● Description of the task
Copy all of the material below exactly.

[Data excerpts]
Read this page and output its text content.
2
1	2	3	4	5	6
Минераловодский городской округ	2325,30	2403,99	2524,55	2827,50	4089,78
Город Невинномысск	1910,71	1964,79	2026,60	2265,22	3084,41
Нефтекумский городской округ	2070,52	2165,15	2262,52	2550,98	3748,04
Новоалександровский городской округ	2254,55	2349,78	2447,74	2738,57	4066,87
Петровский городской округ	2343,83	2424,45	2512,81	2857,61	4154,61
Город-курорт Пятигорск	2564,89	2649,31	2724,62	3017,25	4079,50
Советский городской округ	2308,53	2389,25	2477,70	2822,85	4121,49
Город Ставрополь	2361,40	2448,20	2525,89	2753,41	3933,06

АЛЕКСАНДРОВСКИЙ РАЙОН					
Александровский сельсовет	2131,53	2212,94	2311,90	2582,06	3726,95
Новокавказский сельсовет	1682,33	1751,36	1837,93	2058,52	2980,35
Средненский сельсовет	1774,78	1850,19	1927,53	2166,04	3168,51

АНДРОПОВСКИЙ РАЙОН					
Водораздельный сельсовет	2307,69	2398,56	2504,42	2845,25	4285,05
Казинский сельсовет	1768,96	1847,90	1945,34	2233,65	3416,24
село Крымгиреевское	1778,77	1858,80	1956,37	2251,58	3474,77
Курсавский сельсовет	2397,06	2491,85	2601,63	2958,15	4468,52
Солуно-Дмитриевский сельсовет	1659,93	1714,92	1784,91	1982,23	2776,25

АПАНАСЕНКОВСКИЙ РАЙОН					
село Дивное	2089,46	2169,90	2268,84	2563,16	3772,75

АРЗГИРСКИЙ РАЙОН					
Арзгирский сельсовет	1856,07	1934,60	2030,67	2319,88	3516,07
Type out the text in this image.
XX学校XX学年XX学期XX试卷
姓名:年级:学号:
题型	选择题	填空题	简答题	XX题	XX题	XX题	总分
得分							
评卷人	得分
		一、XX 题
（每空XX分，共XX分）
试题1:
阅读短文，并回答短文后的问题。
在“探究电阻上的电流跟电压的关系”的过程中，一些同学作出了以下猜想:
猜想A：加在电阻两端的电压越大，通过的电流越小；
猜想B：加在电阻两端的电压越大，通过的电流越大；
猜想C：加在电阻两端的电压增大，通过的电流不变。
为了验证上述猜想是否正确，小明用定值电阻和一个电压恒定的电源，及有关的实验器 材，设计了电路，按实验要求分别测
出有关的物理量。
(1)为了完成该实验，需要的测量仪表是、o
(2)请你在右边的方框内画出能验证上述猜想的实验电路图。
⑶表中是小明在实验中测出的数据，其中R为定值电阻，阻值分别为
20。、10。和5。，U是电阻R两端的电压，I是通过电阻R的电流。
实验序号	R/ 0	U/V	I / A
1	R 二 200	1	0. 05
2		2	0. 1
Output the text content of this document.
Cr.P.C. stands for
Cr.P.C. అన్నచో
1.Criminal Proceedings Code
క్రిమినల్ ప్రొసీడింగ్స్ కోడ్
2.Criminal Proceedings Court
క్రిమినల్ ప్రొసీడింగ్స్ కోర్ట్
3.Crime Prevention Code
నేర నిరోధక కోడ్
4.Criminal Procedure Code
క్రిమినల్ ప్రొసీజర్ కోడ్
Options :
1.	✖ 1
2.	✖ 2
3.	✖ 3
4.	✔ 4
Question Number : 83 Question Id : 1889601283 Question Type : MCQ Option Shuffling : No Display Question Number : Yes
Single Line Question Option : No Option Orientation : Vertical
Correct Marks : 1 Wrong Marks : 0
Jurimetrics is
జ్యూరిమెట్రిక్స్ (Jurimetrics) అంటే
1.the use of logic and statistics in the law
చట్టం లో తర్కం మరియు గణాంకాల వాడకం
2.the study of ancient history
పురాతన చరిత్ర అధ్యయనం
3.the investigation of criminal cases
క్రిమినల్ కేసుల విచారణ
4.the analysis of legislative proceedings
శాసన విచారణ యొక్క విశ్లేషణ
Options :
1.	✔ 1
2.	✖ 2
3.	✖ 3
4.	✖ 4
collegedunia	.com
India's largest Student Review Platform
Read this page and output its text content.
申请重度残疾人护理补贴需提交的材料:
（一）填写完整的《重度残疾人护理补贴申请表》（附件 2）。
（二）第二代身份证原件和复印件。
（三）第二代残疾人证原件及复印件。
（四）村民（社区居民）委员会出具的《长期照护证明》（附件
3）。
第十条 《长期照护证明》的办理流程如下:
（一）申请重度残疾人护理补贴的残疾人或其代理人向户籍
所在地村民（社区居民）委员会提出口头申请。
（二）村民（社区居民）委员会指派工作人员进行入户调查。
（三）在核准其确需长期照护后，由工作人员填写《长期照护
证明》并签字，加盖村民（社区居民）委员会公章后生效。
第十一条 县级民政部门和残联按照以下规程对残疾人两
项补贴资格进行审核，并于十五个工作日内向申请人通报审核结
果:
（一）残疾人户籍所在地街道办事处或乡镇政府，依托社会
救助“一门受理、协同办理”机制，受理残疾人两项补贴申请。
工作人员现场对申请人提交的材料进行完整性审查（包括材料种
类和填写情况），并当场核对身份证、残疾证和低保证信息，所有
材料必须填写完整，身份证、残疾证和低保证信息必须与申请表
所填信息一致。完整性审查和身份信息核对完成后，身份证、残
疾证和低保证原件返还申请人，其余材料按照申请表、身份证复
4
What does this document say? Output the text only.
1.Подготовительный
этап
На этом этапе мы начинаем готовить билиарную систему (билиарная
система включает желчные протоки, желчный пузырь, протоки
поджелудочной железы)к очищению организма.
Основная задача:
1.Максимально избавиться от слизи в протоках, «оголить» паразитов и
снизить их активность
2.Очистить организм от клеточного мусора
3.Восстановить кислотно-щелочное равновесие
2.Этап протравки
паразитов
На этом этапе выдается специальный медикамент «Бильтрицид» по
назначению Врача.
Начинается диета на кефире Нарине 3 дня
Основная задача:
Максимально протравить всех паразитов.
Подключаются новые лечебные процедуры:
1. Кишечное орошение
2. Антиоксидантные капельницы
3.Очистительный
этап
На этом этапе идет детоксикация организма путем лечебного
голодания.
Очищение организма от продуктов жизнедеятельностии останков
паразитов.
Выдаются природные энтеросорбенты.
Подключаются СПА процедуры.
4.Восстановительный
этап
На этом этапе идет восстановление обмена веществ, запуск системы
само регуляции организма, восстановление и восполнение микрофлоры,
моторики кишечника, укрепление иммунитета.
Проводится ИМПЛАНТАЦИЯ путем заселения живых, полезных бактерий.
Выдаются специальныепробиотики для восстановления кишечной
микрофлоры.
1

● Answer to the task
Read this page and output its text content.
2
1	2	3	4	5	6
Минераловодский городской округ	2325,30	2403,99	2524,55	2827,50	4089,78
Город Невинномысск	1910,71	1964,79	2026,60	2265,22	3084,41
Нефтекумский городской округ	2070,52	2165,15	2262,52	2550,98	3748,04
Новоалександровский городской округ	2254,55	2349,78	2447,74	2738,57	4066,87
Петровский городской округ	2343,83	2424,45	2512,81	2857,61	4154,61
Город-курорт Пятигорск	2564,89	2649,31	2724,62	3017,25	4079,50
Советский городской округ	2308,53	2389,25	2477,70	2822,85	4121,49
Город Ставрополь	2361,40	2448,20	2525,89	2753,41	3933,06

АЛЕКСАНДРОВСКИЙ РАЙОН					
Александровский сельсовет	2131,53	2212,94	2311,90	2582,06	3726,95
Новокавказский сельсовет	1682,33	1751,36	1837,93	2058,52	2980,35
Средненский сельсовет	1774,78	1850,19	1927,53	2166,04	3168,51

АНДРОПОВСКИЙ РАЙОН					
Водораздельный сельсовет	2307,69	2398,56	2504,42	2845,25	4285,05
Казинский сельсовет	1768,96	1847,90	1945,34	2233,65	3416,24
село Крымгиреевское	1778,77	1858,80	1956,37	2251,58	3474,77
Курсавский сельсовет	2397,06	2491,85	2601,63	2958,15	4468,52
Солуно-Дмитриевский сельсовет	1659,93	1714,92	1784,91	1982,23	2776,25

АПАНАСЕНКОВСКИЙ РАЙОН					
село Дивное	2089,46	2169,90	2268,84	2563,16	3772,75

АРЗГИРСКИЙ РАЙОН					
Арзгирский сельсовет	1856,07	1934,60	2030,67	2319,88	3516,07
Type out the text in this image.
XX学校XX学年XX学期XX试卷
姓名:年级:学号:
题型	选择题	填空题	简答题	XX题	XX题	XX题	总分
得分							
评卷人	得分
		一、XX 题
（每空XX分，共XX分）
试题1:
阅读短文，并回答短文后的问题。
在“探究电阻上的电流跟电压的关系”的过程中，一些同学作出了以下猜想:
猜想A：加在电阻两端的电压越大，通过的电流越小；
猜想B：加在电阻两端的电压越大，通过的电流越大；
猜想C：加在电阻两端的电压增大，通过的电流不变。
为了验证上述猜想是否正确，小明用定值电阻和一个电压恒定的电源，及有关的实验器 材，设计了电路，按实验要求分别测
出有关的物理量。
(1)为了完成该实验，需要的测量仪表是、o
(2)请你在右边的方框内画出能验证上述猜想的实验电路图。
⑶表中是小明在实验中测出的数据，其中R为定值电阻，阻值分别为
20。、10。和5。，U是电阻R两端的电压，I是通过电阻R的电流。
实验序号	R/ 0	U/V	I / A
1	R 二 200	1	0. 05
2		2	0. 1
Output the text content of this document.
Cr.P.C. stands for
Cr.P.C. అన్నచో
1.Criminal Proceedings Code
క్రిమినల్ ప్రొసీడింగ్స్ కోడ్
2.Criminal Proceedings Court
క్రిమినల్ ప్రొసీడింగ్స్ కోర్ట్
3.Crime Prevention Code
నేర నిరోధక కోడ్
4.Criminal Procedure Code
క్రిమినల్ ప్రొసీజర్ కోడ్
Options :
1.	✖ 1
2.	✖ 2
3.	✖ 3
4.	✔ 4
Question Number : 83 Question Id : 1889601283 Question Type : MCQ Option Shuffling : No Display Question Number : Yes
Single Line Question Option : No Option Orientation : Vertical
Correct Marks : 1 Wrong Marks : 0
Jurimetrics is
జ్యూరిమెట్రిక్స్ (Jurimetrics) అంటే
1.the use of logic and statistics in the law
చట్టం లో తర్కం మరియు గణాంకాల వాడకం
2.the study of ancient history
పురాతన చరిత్ర అధ్యయనం
3.the investigation of criminal cases
క్రిమినల్ కేసుల విచారణ
4.the analysis of legislative proceedings
శాసన విచారణ యొక్క విశ్లేషణ
Options :
1.	✔ 1
2.	✖ 2
3.	✖ 3
4.	✖ 4
collegedunia	.com
India's largest Student Review Platform
Read this page and output its text content.
申请重度残疾人护理补贴需提交的材料:
（一）填写完整的《重度残疾人护理补贴申请表》（附件 2）。
（二）第二代身份证原件和复印件。
（三）第二代残疾人证原件及复印件。
（四）村民（社区居民）委员会出具的《长期照护证明》（附件
3）。
第十条 《长期照护证明》的办理流程如下:
（一）申请重度残疾人护理补贴的残疾人或其代理人向户籍
所在地村民（社区居民）委员会提出口头申请。
（二）村民（社区居民）委员会指派工作人员进行入户调查。
（三）在核准其确需长期照护后，由工作人员填写《长期照护
证明》并签字，加盖村民（社区居民）委员会公章后生效。
第十一条 县级民政部门和残联按照以下规程对残疾人两
项补贴资格进行审核，并于十五个工作日内向申请人通报审核结
果:
（一）残疾人户籍所在地街道办事处或乡镇政府，依托社会
救助“一门受理、协同办理”机制，受理残疾人两项补贴申请。
工作人员现场对申请人提交的材料进行完整性审查（包括材料种
类和填写情况），并当场核对身份证、残疾证和低保证信息，所有
材料必须填写完整，身份证、残疾证和低保证信息必须与申请表
所填信息一致。完整性审查和身份信息核对完成后，身份证、残
疾证和低保证原件返还申请人，其余材料按照申请表、身份证复
4
What does this document say? Output the text only.
1.Подготовительный
этап
На этом этапе мы начинаем готовить билиарную систему (билиарная
система включает желчные протоки, желчный пузырь, протоки
поджелудочной железы)к очищению организма.
Основная задача:
1.Максимально избавиться от слизи в протоках, «оголить» паразитов и
снизить их активность
2.Очистить организм от клеточного мусора
3.Восстановить кислотно-щелочное равновесие
2.Этап протравки
паразитов
На этом этапе выдается специальный медикамент «Бильтрицид» по
назначению Врача.
Начинается диета на кефире Нарине 3 дня
Основная задача:
Максимально протравить всех паразитов.
Подключаются новые лечебные процедуры:
1. Кишечное орошение
2. Антиоксидантные капельницы
3.Очистительный
этап
На этом этапе идет детоксикация организма путем лечебного
голодания.
Очищение организма от продуктов жизнедеятельностии останков
паразитов.
Выдаются природные энтеросорбенты.
Подключаются СПА процедуры.
4.Восстановительный
этап
На этом этапе идет восстановление обмена веществ, запуск системы
само регуляции организма, восстановление и восполнение микрофлоры,
моторики кишечника, укрепление иммунитета.
Проводится ИМПЛАНТАЦИЯ путем заселения живых, полезных бактерий.
Выдаются специальныепробиотики для восстановления кишечной
микрофлоры.
1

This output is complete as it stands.